→ Directive
Take every line where the string "shows" appears and copy it.

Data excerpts
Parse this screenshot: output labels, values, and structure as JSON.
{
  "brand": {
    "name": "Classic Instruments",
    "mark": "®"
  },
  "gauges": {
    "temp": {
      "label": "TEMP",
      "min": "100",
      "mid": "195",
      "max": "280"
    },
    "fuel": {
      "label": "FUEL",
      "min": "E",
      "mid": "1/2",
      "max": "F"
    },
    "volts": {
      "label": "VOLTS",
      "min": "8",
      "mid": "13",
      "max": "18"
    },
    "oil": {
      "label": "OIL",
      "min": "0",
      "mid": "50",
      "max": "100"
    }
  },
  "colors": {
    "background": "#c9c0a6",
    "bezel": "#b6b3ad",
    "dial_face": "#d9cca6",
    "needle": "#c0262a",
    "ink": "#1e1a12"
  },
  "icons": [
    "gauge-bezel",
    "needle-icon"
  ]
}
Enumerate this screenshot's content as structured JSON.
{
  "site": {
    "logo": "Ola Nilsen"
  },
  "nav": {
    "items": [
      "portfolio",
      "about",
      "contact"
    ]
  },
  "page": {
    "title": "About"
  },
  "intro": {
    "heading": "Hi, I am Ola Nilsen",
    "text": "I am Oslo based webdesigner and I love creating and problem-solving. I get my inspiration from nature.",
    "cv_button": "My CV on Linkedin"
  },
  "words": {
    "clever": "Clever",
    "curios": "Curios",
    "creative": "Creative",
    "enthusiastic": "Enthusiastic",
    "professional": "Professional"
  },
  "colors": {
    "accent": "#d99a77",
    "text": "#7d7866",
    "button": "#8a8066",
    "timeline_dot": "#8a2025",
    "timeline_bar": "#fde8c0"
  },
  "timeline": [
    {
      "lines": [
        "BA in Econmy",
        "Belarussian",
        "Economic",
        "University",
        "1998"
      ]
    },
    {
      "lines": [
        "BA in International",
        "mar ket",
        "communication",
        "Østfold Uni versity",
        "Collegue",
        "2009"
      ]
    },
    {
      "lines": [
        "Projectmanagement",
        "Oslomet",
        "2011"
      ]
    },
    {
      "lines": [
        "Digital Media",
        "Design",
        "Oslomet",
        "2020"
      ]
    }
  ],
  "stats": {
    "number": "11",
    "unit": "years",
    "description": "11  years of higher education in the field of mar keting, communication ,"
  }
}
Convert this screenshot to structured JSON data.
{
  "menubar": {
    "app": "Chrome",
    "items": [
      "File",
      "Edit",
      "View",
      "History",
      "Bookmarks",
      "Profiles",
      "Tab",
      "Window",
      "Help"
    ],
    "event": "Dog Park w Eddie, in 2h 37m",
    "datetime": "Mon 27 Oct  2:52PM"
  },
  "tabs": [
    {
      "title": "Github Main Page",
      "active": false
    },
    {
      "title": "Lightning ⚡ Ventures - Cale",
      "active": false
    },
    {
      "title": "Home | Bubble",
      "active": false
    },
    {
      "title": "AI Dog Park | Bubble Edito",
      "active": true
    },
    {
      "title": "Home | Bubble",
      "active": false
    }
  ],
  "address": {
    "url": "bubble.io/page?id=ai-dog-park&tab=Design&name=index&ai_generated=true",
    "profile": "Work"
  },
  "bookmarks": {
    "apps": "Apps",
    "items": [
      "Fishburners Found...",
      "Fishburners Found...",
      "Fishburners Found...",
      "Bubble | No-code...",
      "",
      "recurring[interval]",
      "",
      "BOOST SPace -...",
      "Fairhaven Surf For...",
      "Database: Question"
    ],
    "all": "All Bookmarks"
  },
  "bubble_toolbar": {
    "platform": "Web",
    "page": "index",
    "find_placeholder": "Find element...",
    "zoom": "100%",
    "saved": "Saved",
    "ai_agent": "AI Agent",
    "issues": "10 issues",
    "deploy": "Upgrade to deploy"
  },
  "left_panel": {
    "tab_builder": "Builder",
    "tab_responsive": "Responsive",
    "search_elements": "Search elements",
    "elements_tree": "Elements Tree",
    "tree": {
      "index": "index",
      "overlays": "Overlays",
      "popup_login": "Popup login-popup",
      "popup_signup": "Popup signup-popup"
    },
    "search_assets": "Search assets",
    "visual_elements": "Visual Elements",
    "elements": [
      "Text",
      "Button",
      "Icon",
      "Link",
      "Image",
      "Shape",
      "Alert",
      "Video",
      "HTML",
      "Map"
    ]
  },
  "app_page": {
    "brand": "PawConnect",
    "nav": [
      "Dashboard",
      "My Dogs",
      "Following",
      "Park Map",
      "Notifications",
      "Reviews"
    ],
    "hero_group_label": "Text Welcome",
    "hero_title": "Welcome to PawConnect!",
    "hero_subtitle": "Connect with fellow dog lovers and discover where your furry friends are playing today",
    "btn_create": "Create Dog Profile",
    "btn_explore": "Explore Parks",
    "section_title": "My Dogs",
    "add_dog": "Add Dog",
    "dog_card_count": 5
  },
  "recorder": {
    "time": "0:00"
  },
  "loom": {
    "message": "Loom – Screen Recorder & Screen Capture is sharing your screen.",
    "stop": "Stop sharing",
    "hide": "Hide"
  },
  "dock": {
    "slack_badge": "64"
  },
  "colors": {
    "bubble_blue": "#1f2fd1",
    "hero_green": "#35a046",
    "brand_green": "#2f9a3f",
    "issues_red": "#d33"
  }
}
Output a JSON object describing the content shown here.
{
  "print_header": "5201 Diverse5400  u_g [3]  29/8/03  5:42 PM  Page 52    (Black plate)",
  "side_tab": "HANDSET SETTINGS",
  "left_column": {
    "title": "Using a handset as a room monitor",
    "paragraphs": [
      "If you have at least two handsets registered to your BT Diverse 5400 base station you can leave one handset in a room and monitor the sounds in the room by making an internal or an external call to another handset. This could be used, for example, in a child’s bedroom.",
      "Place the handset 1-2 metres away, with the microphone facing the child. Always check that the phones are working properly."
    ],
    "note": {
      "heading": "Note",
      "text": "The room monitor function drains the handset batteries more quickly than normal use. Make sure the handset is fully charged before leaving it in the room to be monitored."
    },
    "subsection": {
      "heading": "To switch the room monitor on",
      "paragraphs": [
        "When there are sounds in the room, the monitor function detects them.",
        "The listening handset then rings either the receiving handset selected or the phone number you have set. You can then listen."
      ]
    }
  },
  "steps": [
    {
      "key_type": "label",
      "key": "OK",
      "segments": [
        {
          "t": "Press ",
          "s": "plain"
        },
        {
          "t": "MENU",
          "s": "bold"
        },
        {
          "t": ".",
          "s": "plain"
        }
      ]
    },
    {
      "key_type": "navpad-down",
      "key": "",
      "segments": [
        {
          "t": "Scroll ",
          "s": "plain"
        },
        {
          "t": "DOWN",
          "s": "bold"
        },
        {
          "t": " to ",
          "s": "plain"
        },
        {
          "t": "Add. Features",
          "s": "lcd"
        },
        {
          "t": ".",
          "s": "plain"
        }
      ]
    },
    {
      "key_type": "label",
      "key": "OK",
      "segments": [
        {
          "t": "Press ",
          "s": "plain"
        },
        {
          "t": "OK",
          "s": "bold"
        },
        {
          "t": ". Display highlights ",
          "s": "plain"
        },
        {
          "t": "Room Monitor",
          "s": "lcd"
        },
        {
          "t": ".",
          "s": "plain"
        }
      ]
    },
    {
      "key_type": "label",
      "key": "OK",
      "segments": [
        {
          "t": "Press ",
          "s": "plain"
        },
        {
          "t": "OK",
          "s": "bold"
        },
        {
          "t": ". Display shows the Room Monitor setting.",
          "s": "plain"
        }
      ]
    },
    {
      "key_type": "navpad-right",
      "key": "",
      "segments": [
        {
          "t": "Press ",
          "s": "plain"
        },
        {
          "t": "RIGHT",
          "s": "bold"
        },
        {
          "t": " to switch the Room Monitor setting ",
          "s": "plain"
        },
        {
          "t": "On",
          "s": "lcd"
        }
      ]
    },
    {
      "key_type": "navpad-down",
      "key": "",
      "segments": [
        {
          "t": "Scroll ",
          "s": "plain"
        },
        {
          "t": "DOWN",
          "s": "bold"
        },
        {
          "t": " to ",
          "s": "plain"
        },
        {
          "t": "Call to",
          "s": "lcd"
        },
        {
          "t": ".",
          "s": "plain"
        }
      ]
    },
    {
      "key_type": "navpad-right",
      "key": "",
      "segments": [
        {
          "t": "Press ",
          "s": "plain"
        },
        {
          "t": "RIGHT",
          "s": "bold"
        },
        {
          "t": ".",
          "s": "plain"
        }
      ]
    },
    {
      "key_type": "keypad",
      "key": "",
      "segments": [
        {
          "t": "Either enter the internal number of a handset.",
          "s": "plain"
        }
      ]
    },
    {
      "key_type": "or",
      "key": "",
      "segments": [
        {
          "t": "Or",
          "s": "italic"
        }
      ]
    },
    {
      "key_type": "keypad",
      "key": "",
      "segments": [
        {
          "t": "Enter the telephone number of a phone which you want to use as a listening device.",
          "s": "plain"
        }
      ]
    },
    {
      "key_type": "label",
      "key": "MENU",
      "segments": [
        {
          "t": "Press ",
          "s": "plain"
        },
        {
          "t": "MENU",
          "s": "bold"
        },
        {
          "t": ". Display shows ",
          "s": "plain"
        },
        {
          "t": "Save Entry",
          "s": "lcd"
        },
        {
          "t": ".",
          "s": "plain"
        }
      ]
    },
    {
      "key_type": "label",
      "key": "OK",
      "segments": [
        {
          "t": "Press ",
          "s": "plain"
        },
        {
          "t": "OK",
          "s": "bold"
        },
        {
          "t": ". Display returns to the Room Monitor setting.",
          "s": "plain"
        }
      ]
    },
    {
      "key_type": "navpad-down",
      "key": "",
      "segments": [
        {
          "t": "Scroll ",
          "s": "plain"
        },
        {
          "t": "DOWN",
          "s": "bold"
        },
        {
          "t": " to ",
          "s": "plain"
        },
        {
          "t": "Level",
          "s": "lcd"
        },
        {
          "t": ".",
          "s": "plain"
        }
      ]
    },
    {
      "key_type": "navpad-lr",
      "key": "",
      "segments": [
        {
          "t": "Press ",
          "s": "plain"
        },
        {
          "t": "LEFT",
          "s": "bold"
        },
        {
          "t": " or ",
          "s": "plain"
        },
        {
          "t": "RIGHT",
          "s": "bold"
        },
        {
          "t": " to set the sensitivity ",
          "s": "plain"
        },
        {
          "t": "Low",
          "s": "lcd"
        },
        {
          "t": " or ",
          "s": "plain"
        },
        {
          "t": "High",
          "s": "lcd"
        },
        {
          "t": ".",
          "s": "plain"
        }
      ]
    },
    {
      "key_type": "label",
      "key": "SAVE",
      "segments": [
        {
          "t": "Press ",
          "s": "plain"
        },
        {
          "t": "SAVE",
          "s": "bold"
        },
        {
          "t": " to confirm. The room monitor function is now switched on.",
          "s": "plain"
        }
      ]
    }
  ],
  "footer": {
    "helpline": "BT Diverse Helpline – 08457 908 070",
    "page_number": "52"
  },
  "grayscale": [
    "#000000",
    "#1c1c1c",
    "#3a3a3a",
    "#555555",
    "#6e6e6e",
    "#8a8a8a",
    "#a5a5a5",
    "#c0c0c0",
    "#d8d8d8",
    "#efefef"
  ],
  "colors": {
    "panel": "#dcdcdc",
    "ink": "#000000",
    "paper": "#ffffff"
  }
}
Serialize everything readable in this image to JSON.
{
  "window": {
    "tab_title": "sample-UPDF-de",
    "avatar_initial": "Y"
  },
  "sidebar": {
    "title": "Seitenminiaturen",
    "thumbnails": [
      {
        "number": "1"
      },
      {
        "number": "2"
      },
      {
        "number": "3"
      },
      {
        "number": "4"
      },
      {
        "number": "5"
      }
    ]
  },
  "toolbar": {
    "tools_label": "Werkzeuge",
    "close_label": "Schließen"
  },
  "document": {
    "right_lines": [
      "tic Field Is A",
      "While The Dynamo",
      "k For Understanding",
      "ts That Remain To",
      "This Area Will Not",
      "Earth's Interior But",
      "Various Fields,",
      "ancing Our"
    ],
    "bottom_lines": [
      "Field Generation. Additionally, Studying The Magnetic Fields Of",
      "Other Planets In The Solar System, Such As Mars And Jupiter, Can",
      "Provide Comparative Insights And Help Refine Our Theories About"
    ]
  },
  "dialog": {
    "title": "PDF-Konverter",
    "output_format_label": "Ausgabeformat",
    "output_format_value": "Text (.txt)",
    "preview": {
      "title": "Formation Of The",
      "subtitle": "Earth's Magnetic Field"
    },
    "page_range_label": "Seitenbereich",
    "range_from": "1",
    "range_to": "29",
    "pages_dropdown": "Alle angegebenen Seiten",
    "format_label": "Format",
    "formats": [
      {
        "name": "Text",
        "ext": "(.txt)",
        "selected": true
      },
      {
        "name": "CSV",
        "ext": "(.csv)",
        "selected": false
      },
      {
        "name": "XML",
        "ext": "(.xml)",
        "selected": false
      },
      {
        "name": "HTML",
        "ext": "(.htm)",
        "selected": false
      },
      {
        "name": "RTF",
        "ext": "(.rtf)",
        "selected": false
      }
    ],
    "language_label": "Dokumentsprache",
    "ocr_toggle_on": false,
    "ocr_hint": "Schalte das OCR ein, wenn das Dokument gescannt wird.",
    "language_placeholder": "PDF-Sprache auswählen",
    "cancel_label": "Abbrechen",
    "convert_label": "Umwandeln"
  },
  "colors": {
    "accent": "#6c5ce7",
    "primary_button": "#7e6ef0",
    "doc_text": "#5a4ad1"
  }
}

→ Result
          "t": ". Display shows the Room Monitor setting.",
          "t": ". Display shows ",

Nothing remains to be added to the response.